__SET PROBLEM__:
Answer these questions from the event notice below:
(a) What will be served at the event?
(b) Which article of the United Nations Convention on the Rights of the Child does the notice quote?
(c) Who is the Centre for Children’s Rights welcoming back?

__TEXT EXTRACT__:
⁂
Centre for Children’s Rights Seminar and
Postgraduate Poster Showcase

Interesting Thoughts on Children’s 'Best Interests': A Discussion with Nigel Cantwell

All are welcome at this free event. Refreshments will be served. For catering purposes, please register here.

Article 3 of the United Nations Convention on the Rights of the Child (1989) articulates that “In all actions concerning children, whether undertaken by public or private social welfare institutions, courts of law, administrative authorities or legislative bodies, the best interests of the child shall be a primary consideration.” The ‘best interests’, highlighted in Art. 3, has become a General Principle of the Convention due to its overarching need to be considered in the achievement of all other rights for children. However, the determination of what the ‘best’ is, whose ‘interests’ it might serve, and the process in which it is defined is not without contention. The Centre for Children’s Rights is delighted to welcome back Nigel Cantwell to share with us his interesting insights and reflections on the origins and applications of the 'best interests' principle.
⁂
Element location listings

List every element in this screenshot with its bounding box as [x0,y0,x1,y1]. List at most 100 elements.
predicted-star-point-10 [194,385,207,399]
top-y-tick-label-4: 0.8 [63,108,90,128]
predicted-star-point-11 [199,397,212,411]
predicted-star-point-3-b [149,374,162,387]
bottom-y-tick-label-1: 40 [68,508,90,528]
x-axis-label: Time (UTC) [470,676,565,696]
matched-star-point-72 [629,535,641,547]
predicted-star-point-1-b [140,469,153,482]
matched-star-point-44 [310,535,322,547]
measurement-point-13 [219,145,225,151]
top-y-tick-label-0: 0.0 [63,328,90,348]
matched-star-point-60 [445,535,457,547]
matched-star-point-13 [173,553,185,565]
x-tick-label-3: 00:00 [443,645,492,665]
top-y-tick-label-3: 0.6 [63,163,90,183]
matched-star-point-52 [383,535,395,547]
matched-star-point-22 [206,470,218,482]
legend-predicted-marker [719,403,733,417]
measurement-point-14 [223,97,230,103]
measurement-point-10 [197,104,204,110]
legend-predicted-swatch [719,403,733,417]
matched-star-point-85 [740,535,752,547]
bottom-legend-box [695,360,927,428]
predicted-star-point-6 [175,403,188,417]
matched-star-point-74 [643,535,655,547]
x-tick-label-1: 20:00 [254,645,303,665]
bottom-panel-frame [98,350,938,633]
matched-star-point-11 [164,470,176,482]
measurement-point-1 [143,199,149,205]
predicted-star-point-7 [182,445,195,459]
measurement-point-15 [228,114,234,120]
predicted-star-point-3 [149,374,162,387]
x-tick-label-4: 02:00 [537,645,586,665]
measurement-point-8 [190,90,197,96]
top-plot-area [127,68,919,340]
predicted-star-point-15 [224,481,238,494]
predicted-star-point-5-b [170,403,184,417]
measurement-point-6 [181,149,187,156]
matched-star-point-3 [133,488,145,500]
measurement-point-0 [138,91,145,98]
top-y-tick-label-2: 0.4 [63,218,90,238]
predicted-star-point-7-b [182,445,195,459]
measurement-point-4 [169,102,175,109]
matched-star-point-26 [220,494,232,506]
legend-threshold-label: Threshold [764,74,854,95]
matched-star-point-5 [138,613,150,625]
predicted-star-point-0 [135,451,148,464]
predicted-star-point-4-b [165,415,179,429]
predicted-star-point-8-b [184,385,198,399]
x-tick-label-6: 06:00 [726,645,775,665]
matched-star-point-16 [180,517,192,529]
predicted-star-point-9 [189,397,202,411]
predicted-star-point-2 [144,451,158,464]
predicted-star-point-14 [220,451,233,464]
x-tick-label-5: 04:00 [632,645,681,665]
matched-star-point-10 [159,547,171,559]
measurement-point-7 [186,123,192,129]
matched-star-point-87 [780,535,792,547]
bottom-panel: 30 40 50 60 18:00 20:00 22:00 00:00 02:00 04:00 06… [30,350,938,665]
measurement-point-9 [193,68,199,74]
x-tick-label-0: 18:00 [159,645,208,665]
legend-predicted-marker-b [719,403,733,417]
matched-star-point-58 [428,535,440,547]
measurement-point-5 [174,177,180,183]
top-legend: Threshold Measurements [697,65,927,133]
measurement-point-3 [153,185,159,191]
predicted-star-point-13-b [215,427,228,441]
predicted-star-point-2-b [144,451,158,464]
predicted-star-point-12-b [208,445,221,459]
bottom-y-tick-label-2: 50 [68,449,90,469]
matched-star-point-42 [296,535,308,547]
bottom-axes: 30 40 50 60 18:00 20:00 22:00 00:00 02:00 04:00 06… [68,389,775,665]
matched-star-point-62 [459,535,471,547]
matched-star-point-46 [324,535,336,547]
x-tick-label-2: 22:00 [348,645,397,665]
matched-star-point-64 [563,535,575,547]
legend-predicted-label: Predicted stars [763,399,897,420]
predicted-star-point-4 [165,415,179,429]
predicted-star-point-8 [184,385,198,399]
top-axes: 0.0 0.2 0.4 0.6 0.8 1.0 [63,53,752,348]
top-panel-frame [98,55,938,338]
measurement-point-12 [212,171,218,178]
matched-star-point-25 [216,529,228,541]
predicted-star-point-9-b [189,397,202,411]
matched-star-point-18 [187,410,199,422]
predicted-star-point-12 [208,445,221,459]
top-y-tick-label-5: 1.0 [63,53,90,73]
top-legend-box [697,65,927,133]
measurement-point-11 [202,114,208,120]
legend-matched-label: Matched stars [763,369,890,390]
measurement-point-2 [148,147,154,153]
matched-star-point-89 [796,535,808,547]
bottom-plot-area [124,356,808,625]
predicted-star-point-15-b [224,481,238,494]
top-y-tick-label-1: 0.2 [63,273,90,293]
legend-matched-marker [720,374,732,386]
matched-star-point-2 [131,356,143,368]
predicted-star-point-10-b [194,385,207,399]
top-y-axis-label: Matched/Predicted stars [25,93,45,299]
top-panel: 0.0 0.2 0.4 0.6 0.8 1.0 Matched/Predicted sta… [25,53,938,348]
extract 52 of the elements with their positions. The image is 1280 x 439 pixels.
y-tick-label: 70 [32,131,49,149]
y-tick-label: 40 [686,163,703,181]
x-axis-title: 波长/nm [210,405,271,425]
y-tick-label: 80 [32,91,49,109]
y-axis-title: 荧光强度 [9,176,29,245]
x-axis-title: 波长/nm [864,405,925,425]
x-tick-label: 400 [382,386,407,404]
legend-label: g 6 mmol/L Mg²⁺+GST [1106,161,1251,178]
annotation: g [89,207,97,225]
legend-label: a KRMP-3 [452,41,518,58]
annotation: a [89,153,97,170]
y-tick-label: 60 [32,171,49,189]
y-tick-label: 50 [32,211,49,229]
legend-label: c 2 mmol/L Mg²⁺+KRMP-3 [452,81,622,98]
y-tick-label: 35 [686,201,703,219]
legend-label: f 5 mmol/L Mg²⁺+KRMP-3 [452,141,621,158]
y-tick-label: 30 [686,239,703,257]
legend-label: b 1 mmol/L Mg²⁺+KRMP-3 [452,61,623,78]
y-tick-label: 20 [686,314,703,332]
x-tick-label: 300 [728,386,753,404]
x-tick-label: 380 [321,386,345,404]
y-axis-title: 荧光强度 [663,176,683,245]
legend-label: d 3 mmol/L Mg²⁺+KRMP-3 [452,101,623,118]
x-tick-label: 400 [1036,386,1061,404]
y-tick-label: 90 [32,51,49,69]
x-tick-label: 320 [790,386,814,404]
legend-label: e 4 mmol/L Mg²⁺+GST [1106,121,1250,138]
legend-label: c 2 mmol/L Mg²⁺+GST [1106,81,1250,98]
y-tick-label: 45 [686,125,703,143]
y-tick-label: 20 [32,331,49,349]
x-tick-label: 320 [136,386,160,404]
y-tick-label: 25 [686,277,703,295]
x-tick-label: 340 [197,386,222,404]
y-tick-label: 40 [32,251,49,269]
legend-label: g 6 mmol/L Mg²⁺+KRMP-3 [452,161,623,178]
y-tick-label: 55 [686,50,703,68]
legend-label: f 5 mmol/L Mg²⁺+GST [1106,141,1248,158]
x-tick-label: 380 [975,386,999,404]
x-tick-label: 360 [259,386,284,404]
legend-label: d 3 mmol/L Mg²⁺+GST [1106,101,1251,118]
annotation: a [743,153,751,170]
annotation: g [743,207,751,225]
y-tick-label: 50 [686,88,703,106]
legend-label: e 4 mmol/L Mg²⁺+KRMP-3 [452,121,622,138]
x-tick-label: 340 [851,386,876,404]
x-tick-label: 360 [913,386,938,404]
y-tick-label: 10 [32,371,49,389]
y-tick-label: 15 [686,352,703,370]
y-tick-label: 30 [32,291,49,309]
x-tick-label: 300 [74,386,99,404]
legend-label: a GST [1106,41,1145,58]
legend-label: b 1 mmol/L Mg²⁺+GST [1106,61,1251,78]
⁂
__FULL ANSWER__:
(a) Refreshments
(b) Article 3
(c) Nigel Cantwell